(Dataset items)
## BEGIN

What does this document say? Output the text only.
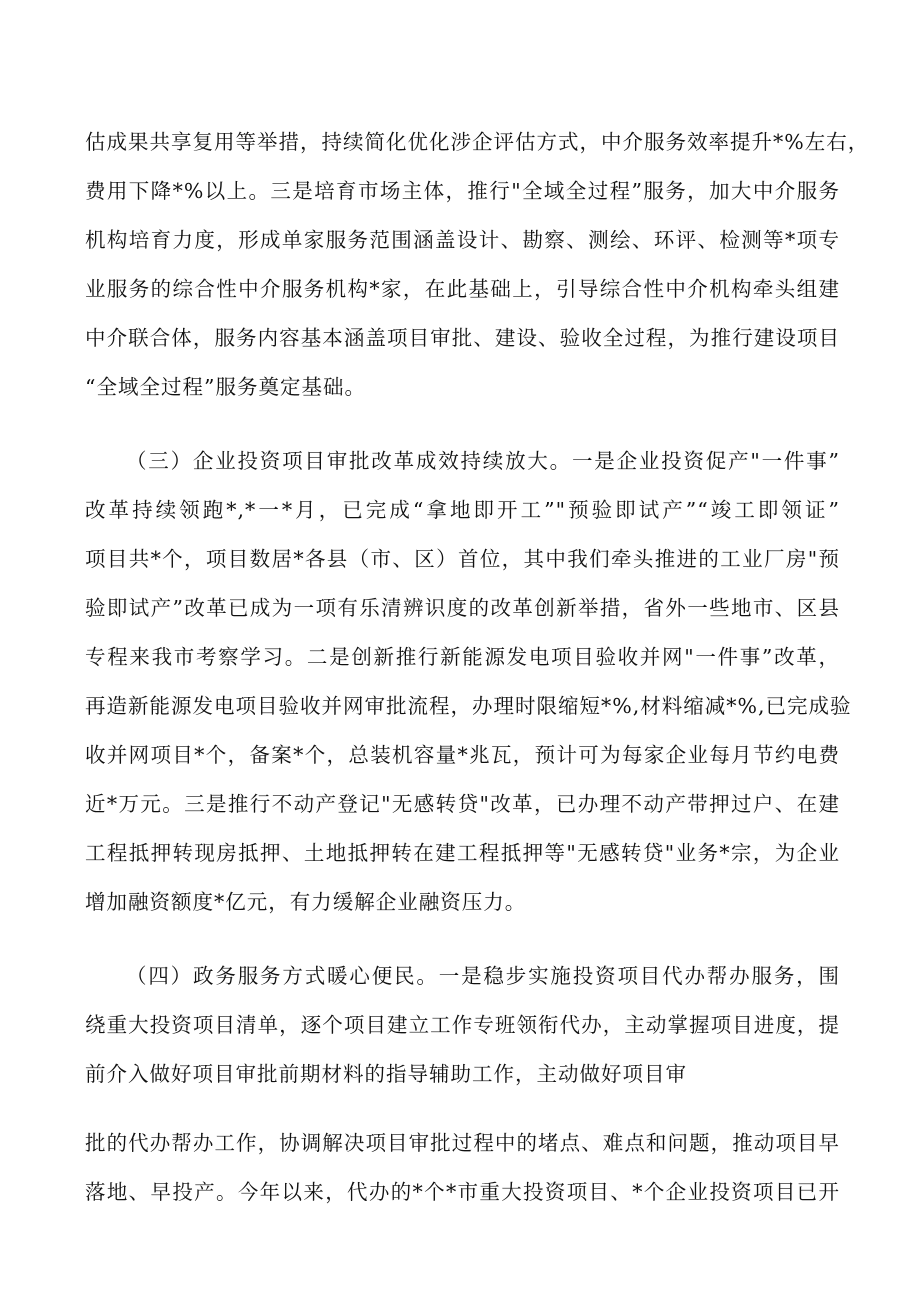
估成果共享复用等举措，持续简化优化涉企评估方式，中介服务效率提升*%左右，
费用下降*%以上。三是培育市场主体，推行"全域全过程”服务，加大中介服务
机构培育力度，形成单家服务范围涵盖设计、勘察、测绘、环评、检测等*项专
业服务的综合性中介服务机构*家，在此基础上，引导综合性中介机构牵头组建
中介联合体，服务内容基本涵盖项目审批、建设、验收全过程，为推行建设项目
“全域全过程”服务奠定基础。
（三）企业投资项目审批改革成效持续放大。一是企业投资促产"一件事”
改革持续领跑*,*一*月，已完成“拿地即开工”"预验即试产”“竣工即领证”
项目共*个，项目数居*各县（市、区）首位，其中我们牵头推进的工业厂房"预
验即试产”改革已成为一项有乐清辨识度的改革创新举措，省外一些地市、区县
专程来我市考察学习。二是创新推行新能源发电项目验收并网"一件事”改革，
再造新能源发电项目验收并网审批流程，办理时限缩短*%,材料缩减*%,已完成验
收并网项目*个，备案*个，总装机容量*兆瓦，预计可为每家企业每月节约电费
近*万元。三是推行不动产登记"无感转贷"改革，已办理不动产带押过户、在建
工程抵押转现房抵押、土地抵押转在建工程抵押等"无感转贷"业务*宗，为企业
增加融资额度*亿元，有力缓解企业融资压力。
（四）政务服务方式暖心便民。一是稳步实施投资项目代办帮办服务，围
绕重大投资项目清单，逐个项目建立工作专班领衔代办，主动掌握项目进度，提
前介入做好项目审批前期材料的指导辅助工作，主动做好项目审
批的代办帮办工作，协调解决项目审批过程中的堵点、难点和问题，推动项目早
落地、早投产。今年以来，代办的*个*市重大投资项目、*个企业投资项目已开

## END
## BEGIN

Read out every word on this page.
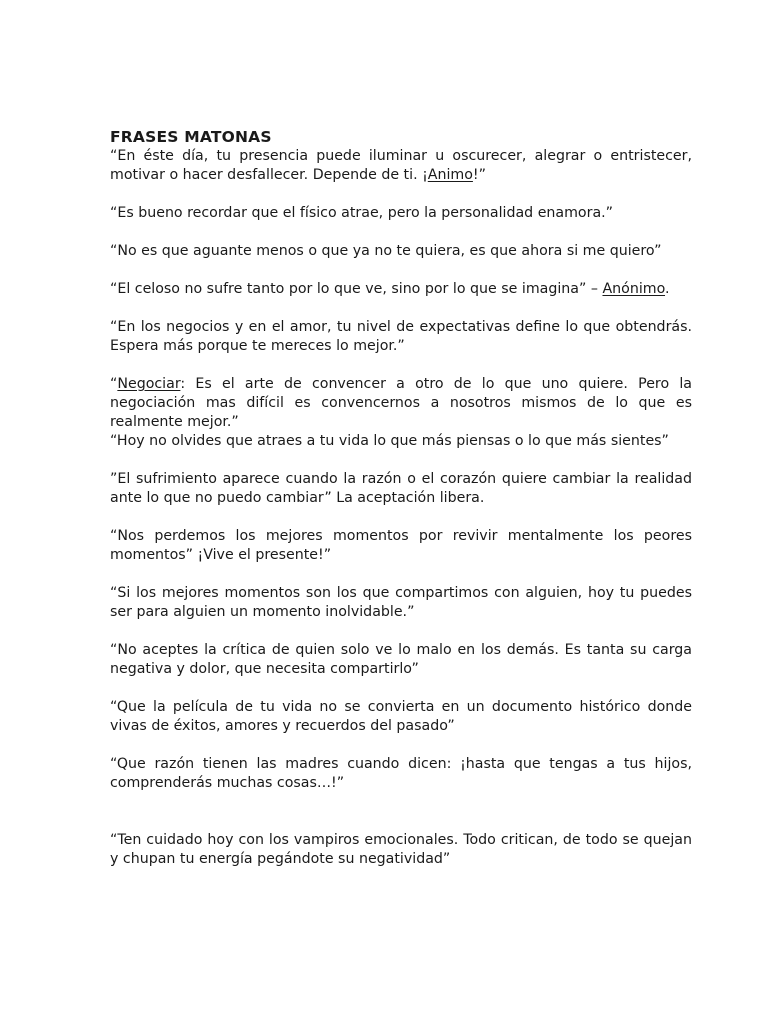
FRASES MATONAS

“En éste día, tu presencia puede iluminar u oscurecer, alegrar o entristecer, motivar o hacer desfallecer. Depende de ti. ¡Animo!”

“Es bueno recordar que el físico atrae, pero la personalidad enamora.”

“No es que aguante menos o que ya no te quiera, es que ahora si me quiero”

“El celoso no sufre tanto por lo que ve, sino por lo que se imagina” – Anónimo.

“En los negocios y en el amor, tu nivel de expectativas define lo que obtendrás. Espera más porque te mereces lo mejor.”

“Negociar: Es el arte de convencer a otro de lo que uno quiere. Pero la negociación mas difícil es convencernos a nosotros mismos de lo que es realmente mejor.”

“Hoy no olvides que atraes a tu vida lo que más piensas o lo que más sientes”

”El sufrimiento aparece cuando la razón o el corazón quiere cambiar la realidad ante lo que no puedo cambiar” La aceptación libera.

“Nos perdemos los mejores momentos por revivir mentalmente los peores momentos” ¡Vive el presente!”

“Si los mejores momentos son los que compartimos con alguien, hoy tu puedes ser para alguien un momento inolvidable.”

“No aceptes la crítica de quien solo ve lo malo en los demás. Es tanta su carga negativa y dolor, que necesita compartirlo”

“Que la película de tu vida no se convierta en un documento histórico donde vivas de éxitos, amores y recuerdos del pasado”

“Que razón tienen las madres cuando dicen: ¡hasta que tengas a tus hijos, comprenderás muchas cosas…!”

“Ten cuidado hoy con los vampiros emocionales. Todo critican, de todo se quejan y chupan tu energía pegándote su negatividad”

## END

Every line of the records that includes the word "mejores" should be gathered.

“Nos perdemos los mejores momentos por revivir mentalmente los peores momentos” ¡Vive el presente!”
“Si los mejores momentos son los que compartimos con alguien, hoy tu puedes ser para alguien un momento inolvidable.”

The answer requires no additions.